>> start

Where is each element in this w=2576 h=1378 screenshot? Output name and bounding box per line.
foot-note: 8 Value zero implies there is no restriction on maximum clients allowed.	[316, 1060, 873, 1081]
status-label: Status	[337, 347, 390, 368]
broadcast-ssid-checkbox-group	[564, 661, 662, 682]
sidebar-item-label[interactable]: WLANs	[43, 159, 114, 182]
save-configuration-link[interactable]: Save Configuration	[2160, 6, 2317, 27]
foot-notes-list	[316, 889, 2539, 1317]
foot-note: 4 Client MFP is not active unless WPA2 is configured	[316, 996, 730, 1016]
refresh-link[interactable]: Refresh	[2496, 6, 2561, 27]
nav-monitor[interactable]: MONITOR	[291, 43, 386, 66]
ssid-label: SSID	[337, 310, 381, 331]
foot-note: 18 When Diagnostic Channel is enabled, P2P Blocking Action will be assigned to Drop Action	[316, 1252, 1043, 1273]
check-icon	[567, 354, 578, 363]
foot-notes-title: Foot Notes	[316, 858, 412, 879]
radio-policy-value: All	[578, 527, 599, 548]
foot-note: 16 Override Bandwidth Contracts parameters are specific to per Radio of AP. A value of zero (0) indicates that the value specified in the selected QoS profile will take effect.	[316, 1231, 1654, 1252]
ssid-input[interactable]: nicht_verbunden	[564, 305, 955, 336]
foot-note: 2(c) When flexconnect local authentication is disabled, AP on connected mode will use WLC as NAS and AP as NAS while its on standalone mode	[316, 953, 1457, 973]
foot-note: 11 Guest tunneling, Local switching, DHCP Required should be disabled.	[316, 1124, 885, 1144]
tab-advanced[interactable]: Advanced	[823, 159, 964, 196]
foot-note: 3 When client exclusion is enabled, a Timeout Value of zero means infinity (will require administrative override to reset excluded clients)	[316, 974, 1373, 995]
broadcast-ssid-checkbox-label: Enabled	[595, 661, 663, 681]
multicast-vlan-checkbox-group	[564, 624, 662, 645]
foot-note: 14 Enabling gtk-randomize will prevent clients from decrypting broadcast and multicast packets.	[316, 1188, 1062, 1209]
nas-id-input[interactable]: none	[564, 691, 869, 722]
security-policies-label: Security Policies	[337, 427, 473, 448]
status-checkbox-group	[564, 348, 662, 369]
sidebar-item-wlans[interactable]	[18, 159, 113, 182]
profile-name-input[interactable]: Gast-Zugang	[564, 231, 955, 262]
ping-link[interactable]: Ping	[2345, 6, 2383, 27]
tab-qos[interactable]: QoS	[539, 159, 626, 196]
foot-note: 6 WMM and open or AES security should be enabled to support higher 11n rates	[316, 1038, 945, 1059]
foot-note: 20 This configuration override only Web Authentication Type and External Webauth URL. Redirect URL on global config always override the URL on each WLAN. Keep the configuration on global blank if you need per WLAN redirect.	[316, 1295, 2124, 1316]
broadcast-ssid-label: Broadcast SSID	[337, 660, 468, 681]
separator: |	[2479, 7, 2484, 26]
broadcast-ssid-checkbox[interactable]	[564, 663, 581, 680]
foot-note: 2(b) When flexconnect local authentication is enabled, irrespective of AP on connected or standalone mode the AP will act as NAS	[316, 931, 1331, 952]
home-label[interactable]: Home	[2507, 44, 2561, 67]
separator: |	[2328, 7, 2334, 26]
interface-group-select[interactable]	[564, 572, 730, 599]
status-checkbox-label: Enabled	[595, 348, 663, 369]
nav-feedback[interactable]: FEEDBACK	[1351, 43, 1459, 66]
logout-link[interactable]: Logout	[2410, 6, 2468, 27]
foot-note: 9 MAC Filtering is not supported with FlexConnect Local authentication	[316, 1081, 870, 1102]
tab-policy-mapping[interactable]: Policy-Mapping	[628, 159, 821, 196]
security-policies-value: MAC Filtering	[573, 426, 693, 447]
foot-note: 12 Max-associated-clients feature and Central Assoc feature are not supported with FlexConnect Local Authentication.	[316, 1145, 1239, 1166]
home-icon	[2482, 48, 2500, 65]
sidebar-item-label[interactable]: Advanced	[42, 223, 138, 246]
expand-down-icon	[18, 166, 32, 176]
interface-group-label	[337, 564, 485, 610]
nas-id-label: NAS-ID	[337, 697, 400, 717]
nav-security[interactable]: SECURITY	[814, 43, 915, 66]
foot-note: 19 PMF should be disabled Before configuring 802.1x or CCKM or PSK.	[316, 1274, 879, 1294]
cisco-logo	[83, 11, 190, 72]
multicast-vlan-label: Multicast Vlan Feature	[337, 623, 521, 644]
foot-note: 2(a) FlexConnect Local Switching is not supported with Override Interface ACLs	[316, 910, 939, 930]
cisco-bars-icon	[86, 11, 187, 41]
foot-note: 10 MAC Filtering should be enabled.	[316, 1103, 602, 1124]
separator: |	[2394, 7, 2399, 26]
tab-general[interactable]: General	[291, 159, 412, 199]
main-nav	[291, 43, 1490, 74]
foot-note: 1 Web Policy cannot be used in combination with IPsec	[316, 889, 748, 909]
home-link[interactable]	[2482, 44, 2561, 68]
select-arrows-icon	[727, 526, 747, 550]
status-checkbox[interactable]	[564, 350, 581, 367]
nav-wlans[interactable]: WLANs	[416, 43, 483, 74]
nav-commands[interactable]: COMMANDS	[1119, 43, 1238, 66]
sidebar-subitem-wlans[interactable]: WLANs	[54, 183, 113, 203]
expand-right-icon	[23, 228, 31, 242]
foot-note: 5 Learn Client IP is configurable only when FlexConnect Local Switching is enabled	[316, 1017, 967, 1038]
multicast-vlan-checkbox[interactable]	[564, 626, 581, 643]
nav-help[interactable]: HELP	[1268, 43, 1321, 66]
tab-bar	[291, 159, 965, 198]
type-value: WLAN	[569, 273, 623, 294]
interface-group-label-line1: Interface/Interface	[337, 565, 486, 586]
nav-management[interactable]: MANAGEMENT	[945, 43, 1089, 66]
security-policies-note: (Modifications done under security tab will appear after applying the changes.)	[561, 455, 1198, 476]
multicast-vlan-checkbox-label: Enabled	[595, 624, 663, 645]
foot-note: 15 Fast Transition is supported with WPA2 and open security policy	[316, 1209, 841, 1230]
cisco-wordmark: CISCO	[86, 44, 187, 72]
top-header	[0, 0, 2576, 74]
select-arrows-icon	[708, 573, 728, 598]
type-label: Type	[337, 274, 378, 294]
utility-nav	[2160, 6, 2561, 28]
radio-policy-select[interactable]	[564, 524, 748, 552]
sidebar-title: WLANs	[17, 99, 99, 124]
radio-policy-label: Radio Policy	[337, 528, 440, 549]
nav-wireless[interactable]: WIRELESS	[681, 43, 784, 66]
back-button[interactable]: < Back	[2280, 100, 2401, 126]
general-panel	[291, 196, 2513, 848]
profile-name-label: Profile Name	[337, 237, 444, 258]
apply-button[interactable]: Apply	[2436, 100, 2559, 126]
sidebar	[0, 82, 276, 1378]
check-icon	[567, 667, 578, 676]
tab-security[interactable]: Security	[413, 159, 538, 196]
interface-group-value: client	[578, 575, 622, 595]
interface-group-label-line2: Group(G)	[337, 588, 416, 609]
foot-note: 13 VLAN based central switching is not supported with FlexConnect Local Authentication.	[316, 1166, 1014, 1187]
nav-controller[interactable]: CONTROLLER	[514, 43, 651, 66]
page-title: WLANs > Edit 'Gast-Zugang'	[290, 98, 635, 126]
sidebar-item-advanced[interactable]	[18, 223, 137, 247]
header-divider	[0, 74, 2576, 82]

>> end

Stated exercise: Reproduce all of the entries above, substituting "no expiry" for every occurrence of "infinity" and leaving everything else unchanged.

Finished exercise:
Where is each element in this w=2576 h=1378 screenshot? Output name and bounding box per line.
foot-note: 8 Value zero implies there is no restriction on maximum clients allowed.	[316, 1060, 873, 1081]
status-label: Status	[337, 347, 390, 368]
broadcast-ssid-checkbox-group	[564, 661, 662, 682]
sidebar-item-label[interactable]: WLANs	[43, 159, 114, 182]
save-configuration-link[interactable]: Save Configuration	[2160, 6, 2317, 27]
foot-notes-list	[316, 889, 2539, 1317]
foot-note: 4 Client MFP is not active unless WPA2 is configured	[316, 996, 730, 1016]
refresh-link[interactable]: Refresh	[2496, 6, 2561, 27]
nav-monitor[interactable]: MONITOR	[291, 43, 386, 66]
ssid-label: SSID	[337, 310, 381, 331]
foot-note: 18 When Diagnostic Channel is enabled, P2P Blocking Action will be assigned to Drop Action	[316, 1252, 1043, 1273]
check-icon	[567, 354, 578, 363]
foot-notes-title: Foot Notes	[316, 858, 412, 879]
radio-policy-value: All	[578, 527, 599, 548]
foot-note: 16 Override Bandwidth Contracts parameters are specific to per Radio of AP. A value of zero (0) indicates that the value specified in the selected QoS profile will take effect.	[316, 1231, 1654, 1252]
ssid-input[interactable]: nicht_verbunden	[564, 305, 955, 336]
foot-note: 2(c) When flexconnect local authentication is disabled, AP on connected mode will use WLC as NAS and AP as NAS while its on standalone mode	[316, 953, 1457, 973]
foot-note: 11 Guest tunneling, Local switching, DHCP Required should be disabled.	[316, 1124, 885, 1144]
tab-advanced[interactable]: Advanced	[823, 159, 964, 196]
foot-note: 3 When client exclusion is enabled, a Timeout Value of zero means no expiry (will require administrative override to reset excluded clients)	[316, 974, 1373, 995]
broadcast-ssid-checkbox-label: Enabled	[595, 661, 663, 681]
multicast-vlan-checkbox-group	[564, 624, 662, 645]
foot-note: 14 Enabling gtk-randomize will prevent clients from decrypting broadcast and multicast packets.	[316, 1188, 1062, 1209]
nas-id-input[interactable]: none	[564, 691, 869, 722]
security-policies-label: Security Policies	[337, 427, 473, 448]
status-checkbox-group	[564, 348, 662, 369]
sidebar-item-wlans[interactable]	[18, 159, 113, 182]
profile-name-input[interactable]: Gast-Zugang	[564, 231, 955, 262]
ping-link[interactable]: Ping	[2345, 6, 2383, 27]
tab-qos[interactable]: QoS	[539, 159, 626, 196]
foot-note: 6 WMM and open or AES security should be enabled to support higher 11n rates	[316, 1038, 945, 1059]
foot-note: 20 This configuration override only Web Authentication Type and External Webauth URL. Redirect URL on global config always override the URL on each WLAN. Keep the configuration on global blank if you need per WLAN redirect.	[316, 1295, 2124, 1316]
broadcast-ssid-label: Broadcast SSID	[337, 660, 468, 681]
separator: |	[2479, 7, 2484, 26]
broadcast-ssid-checkbox[interactable]	[564, 663, 581, 680]
foot-note: 2(b) When flexconnect local authentication is enabled, irrespective of AP on connected or standalone mode the AP will act as NAS	[316, 931, 1331, 952]
home-label[interactable]: Home	[2507, 44, 2561, 67]
separator: |	[2328, 7, 2334, 26]
interface-group-select[interactable]	[564, 572, 730, 599]
status-checkbox-label: Enabled	[595, 348, 663, 369]
nav-feedback[interactable]: FEEDBACK	[1351, 43, 1459, 66]
logout-link[interactable]: Logout	[2410, 6, 2468, 27]
foot-note: 9 MAC Filtering is not supported with FlexConnect Local authentication	[316, 1081, 870, 1102]
tab-policy-mapping[interactable]: Policy-Mapping	[628, 159, 821, 196]
security-policies-value: MAC Filtering	[573, 426, 693, 447]
foot-note: 12 Max-associated-clients feature and Central Assoc feature are not supported with FlexConnect Local Authentication.	[316, 1145, 1239, 1166]
home-icon	[2482, 48, 2500, 65]
sidebar-item-label[interactable]: Advanced	[42, 223, 138, 246]
expand-down-icon	[18, 166, 32, 176]
interface-group-label	[337, 564, 485, 610]
nas-id-label: NAS-ID	[337, 697, 400, 717]
nav-security[interactable]: SECURITY	[814, 43, 915, 66]
foot-note: 19 PMF should be disabled Before configuring 802.1x or CCKM or PSK.	[316, 1274, 879, 1294]
cisco-logo	[83, 11, 190, 72]
multicast-vlan-label: Multicast Vlan Feature	[337, 623, 521, 644]
foot-note: 2(a) FlexConnect Local Switching is not supported with Override Interface ACLs	[316, 910, 939, 930]
cisco-bars-icon	[86, 11, 187, 41]
foot-note: 10 MAC Filtering should be enabled.	[316, 1103, 602, 1124]
separator: |	[2394, 7, 2399, 26]
tab-general[interactable]: General	[291, 159, 412, 199]
main-nav	[291, 43, 1490, 74]
foot-note: 1 Web Policy cannot be used in combination with IPsec	[316, 889, 748, 909]
home-link[interactable]	[2482, 44, 2561, 68]
select-arrows-icon	[727, 526, 747, 550]
status-checkbox[interactable]	[564, 350, 581, 367]
nav-wlans[interactable]: WLANs	[416, 43, 483, 74]
nav-commands[interactable]: COMMANDS	[1119, 43, 1238, 66]
sidebar-subitem-wlans[interactable]: WLANs	[54, 183, 113, 203]
expand-right-icon	[23, 228, 31, 242]
foot-note: 5 Learn Client IP is configurable only when FlexConnect Local Switching is enabled	[316, 1017, 967, 1038]
multicast-vlan-checkbox[interactable]	[564, 626, 581, 643]
nav-help[interactable]: HELP	[1268, 43, 1321, 66]
tab-bar	[291, 159, 965, 198]
type-value: WLAN	[569, 273, 623, 294]
interface-group-label-line1: Interface/Interface	[337, 565, 486, 586]
nav-management[interactable]: MANAGEMENT	[945, 43, 1089, 66]
security-policies-note: (Modifications done under security tab will appear after applying the changes.)	[561, 455, 1198, 476]
multicast-vlan-checkbox-label: Enabled	[595, 624, 663, 645]
foot-note: 15 Fast Transition is supported with WPA2 and open security policy	[316, 1209, 841, 1230]
cisco-wordmark: CISCO	[86, 44, 187, 72]
top-header	[0, 0, 2576, 74]
select-arrows-icon	[708, 573, 728, 598]
type-label: Type	[337, 274, 378, 294]
utility-nav	[2160, 6, 2561, 28]
radio-policy-select[interactable]	[564, 524, 748, 552]
sidebar-title: WLANs	[17, 99, 99, 124]
radio-policy-label: Radio Policy	[337, 528, 440, 549]
nav-wireless[interactable]: WIRELESS	[681, 43, 784, 66]
back-button[interactable]: < Back	[2280, 100, 2401, 126]
general-panel	[291, 196, 2513, 848]
profile-name-label: Profile Name	[337, 237, 444, 258]
apply-button[interactable]: Apply	[2436, 100, 2559, 126]
sidebar	[0, 82, 276, 1378]
check-icon	[567, 667, 578, 676]
tab-security[interactable]: Security	[413, 159, 538, 196]
interface-group-value: client	[578, 575, 622, 595]
interface-group-label-line2: Group(G)	[337, 588, 416, 609]
foot-note: 13 VLAN based central switching is not supported with FlexConnect Local Authentication.	[316, 1166, 1014, 1187]
nav-controller[interactable]: CONTROLLER	[514, 43, 651, 66]
page-title: WLANs > Edit 'Gast-Zugang'	[290, 98, 635, 126]
sidebar-item-advanced[interactable]	[18, 223, 137, 247]
header-divider	[0, 74, 2576, 82]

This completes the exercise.